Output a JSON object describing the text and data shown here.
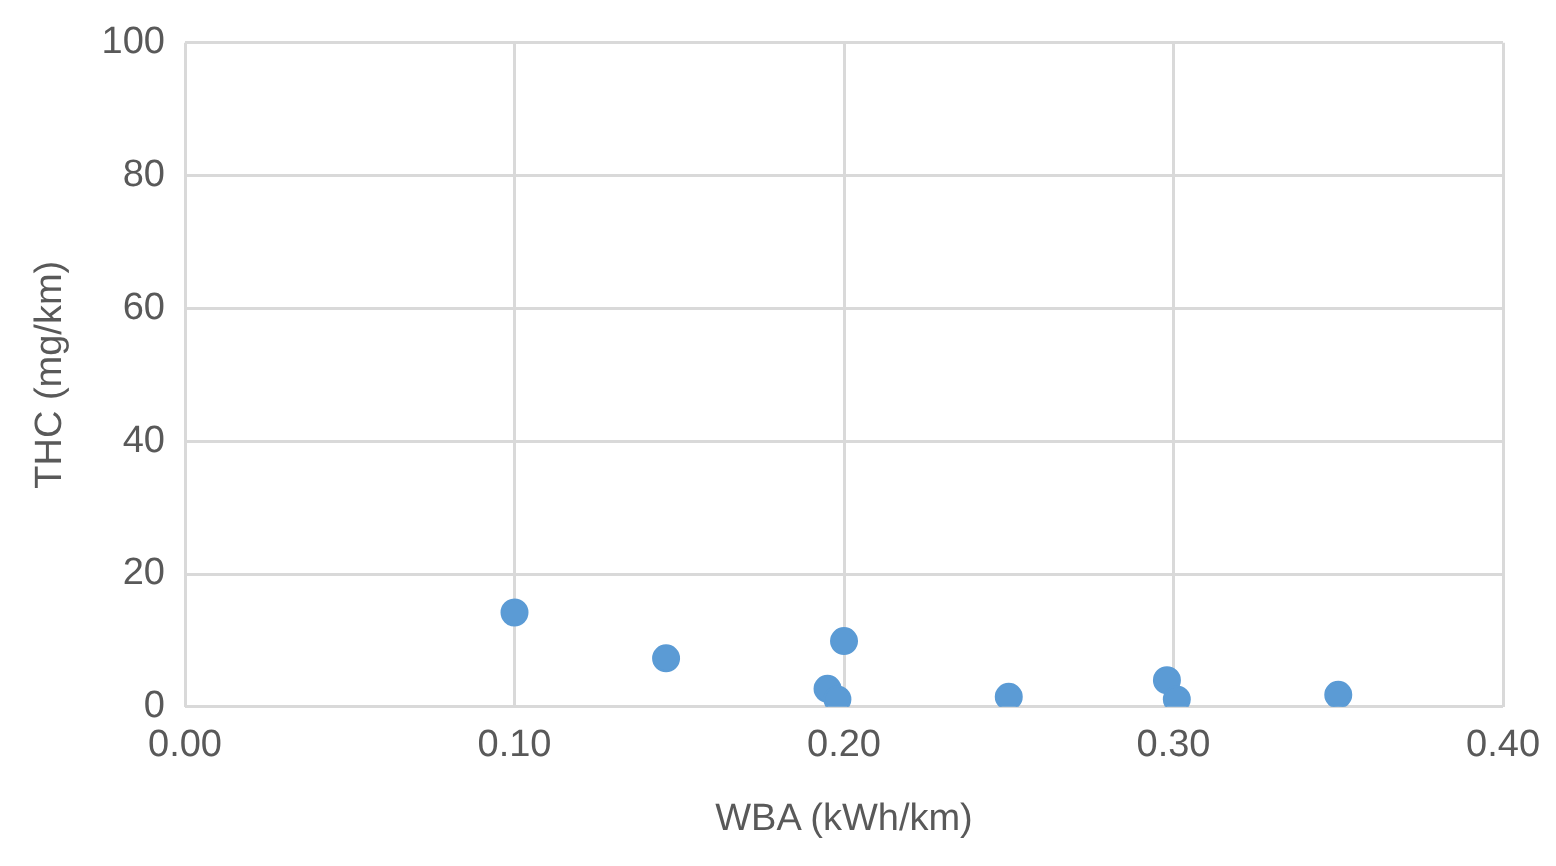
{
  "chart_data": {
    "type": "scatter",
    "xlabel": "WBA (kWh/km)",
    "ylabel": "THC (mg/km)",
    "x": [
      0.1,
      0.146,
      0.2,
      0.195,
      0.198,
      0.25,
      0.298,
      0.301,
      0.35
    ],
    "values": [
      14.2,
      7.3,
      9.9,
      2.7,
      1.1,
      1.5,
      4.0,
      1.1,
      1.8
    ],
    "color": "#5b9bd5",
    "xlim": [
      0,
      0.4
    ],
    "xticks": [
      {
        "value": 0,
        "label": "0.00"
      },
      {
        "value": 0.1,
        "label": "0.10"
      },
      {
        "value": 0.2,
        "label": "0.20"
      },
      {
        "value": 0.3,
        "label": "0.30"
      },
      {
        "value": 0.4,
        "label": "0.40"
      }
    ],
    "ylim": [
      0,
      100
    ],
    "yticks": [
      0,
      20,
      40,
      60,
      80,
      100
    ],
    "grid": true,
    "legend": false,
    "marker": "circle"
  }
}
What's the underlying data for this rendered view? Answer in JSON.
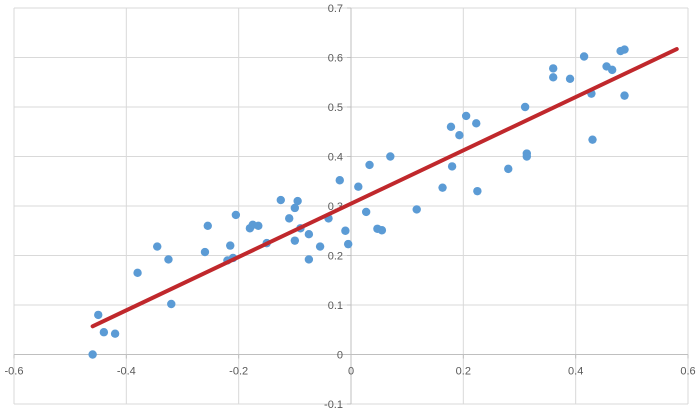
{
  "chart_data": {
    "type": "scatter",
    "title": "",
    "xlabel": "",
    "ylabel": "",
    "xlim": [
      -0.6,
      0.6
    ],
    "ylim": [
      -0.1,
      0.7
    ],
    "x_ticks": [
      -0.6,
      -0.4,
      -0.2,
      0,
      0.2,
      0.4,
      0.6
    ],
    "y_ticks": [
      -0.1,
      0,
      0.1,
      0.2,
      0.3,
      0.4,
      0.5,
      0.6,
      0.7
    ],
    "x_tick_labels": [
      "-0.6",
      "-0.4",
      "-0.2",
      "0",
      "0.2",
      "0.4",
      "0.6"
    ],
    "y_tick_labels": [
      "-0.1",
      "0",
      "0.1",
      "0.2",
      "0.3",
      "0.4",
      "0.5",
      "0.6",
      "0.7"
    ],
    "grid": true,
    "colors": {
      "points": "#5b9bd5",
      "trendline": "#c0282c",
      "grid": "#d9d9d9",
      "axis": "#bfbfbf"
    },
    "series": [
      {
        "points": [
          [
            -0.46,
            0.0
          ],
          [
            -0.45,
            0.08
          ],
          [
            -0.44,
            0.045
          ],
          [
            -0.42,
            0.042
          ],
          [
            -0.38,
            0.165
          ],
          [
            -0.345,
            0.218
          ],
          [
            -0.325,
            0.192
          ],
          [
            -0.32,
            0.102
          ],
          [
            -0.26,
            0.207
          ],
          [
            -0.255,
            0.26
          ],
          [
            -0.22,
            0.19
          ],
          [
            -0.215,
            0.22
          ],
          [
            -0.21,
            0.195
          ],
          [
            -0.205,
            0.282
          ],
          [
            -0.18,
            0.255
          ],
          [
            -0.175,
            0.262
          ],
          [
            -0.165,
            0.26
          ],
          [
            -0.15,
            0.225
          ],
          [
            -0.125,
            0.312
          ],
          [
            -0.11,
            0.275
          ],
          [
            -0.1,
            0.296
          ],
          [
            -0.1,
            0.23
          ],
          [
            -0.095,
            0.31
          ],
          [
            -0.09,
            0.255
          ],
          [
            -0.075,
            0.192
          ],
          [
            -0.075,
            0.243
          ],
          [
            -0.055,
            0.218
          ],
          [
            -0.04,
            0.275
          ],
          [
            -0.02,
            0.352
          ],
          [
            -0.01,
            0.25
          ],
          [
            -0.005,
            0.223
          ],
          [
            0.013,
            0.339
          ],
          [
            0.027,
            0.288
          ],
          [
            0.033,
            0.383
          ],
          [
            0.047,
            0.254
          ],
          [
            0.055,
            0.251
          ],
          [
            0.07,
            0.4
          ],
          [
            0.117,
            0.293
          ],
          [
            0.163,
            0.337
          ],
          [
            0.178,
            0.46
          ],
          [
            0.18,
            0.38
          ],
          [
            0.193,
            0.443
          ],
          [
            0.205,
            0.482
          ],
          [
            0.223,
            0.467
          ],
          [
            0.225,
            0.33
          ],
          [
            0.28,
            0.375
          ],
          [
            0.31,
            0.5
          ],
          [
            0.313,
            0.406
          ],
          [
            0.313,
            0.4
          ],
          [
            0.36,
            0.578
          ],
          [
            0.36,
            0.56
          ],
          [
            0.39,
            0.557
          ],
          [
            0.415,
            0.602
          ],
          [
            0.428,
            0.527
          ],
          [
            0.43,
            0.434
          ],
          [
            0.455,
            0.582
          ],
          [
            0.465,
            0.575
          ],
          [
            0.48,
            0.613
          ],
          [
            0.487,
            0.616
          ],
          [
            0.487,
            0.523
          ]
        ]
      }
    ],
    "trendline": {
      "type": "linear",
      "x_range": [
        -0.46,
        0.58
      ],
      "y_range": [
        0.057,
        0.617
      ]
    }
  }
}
══════════════════════════════
(WORK INSTRUCTIONS):
Leave the images out, please, and restate each line word for word.

(REPLY):
Output a JSON object describing the text and data shown here.
{
  "chart_data": {
    "type": "scatter",
    "xlabel": "WBA (kWh/km)",
    "ylabel": "THC (mg/km)",
    "x": [
      0.1,
      0.146,
      0.2,
      0.195,
      0.198,
      0.25,
      0.298,
      0.301,
      0.35
    ],
    "values": [
      14.2,
      7.3,
      9.9,
      2.7,
      1.1,
      1.5,
      4.0,
      1.1,
      1.8
    ],
    "color": "#5b9bd5",
    "xlim": [
      0,
      0.4
    ],
    "xticks": [
      {
        "value": 0,
        "label": "0.00"
      },
      {
        "value": 0.1,
        "label": "0.10"
      },
      {
        "value": 0.2,
        "label": "0.20"
      },
      {
        "value": 0.3,
        "label": "0.30"
      },
      {
        "value": 0.4,
        "label": "0.40"
      }
    ],
    "ylim": [
      0,
      100
    ],
    "yticks": [
      0,
      20,
      40,
      60,
      80,
      100
    ],
    "grid": true,
    "legend": false,
    "marker": "circle"
  }
}
What's the underlying data for this rendered view? Answer in JSON.
{
  "chart_data": {
    "type": "scatter",
    "title": "",
    "xlabel": "",
    "ylabel": "",
    "xlim": [
      -0.6,
      0.6
    ],
    "ylim": [
      -0.1,
      0.7
    ],
    "x_ticks": [
      -0.6,
      -0.4,
      -0.2,
      0,
      0.2,
      0.4,
      0.6
    ],
    "y_ticks": [
      -0.1,
      0,
      0.1,
      0.2,
      0.3,
      0.4,
      0.5,
      0.6,
      0.7
    ],
    "x_tick_labels": [
      "-0.6",
      "-0.4",
      "-0.2",
      "0",
      "0.2",
      "0.4",
      "0.6"
    ],
    "y_tick_labels": [
      "-0.1",
      "0",
      "0.1",
      "0.2",
      "0.3",
      "0.4",
      "0.5",
      "0.6",
      "0.7"
    ],
    "grid": true,
    "colors": {
      "points": "#5b9bd5",
      "trendline": "#c0282c",
      "grid": "#d9d9d9",
      "axis": "#bfbfbf"
    },
    "series": [
      {
        "points": [
          [
            -0.46,
            0.0
          ],
          [
            -0.45,
            0.08
          ],
          [
            -0.44,
            0.045
          ],
          [
            -0.42,
            0.042
          ],
          [
            -0.38,
            0.165
          ],
          [
            -0.345,
            0.218
          ],
          [
            -0.325,
            0.192
          ],
          [
            -0.32,
            0.102
          ],
          [
            -0.26,
            0.207
          ],
          [
            -0.255,
            0.26
          ],
          [
            -0.22,
            0.19
          ],
          [
            -0.215,
            0.22
          ],
          [
            -0.21,
            0.195
          ],
          [
            -0.205,
            0.282
          ],
          [
            -0.18,
            0.255
          ],
          [
            -0.175,
            0.262
          ],
          [
            -0.165,
            0.26
          ],
          [
            -0.15,
            0.225
          ],
          [
            -0.125,
            0.312
          ],
          [
            -0.11,
            0.275
          ],
          [
            -0.1,
            0.296
          ],
          [
            -0.1,
            0.23
          ],
          [
            -0.095,
            0.31
          ],
          [
            -0.09,
            0.255
          ],
          [
            -0.075,
            0.192
          ],
          [
            -0.075,
            0.243
          ],
          [
            -0.055,
            0.218
          ],
          [
            -0.04,
            0.275
          ],
          [
            -0.02,
            0.352
          ],
          [
            -0.01,
            0.25
          ],
          [
            -0.005,
            0.223
          ],
          [
            0.013,
            0.339
          ],
          [
            0.027,
            0.288
          ],
          [
            0.033,
            0.383
          ],
          [
            0.047,
            0.254
          ],
          [
            0.055,
            0.251
          ],
          [
            0.07,
            0.4
          ],
          [
            0.117,
            0.293
          ],
          [
            0.163,
            0.337
          ],
          [
            0.178,
            0.46
          ],
          [
            0.18,
            0.38
          ],
          [
            0.193,
            0.443
          ],
          [
            0.205,
            0.482
          ],
          [
            0.223,
            0.467
          ],
          [
            0.225,
            0.33
          ],
          [
            0.28,
            0.375
          ],
          [
            0.31,
            0.5
          ],
          [
            0.313,
            0.406
          ],
          [
            0.313,
            0.4
          ],
          [
            0.36,
            0.578
          ],
          [
            0.36,
            0.56
          ],
          [
            0.39,
            0.557
          ],
          [
            0.415,
            0.602
          ],
          [
            0.428,
            0.527
          ],
          [
            0.43,
            0.434
          ],
          [
            0.455,
            0.582
          ],
          [
            0.465,
            0.575
          ],
          [
            0.48,
            0.613
          ],
          [
            0.487,
            0.616
          ],
          [
            0.487,
            0.523
          ]
        ]
      }
    ],
    "trendline": {
      "type": "linear",
      "x_range": [
        -0.46,
        0.58
      ],
      "y_range": [
        0.057,
        0.617
      ]
    }
  }
}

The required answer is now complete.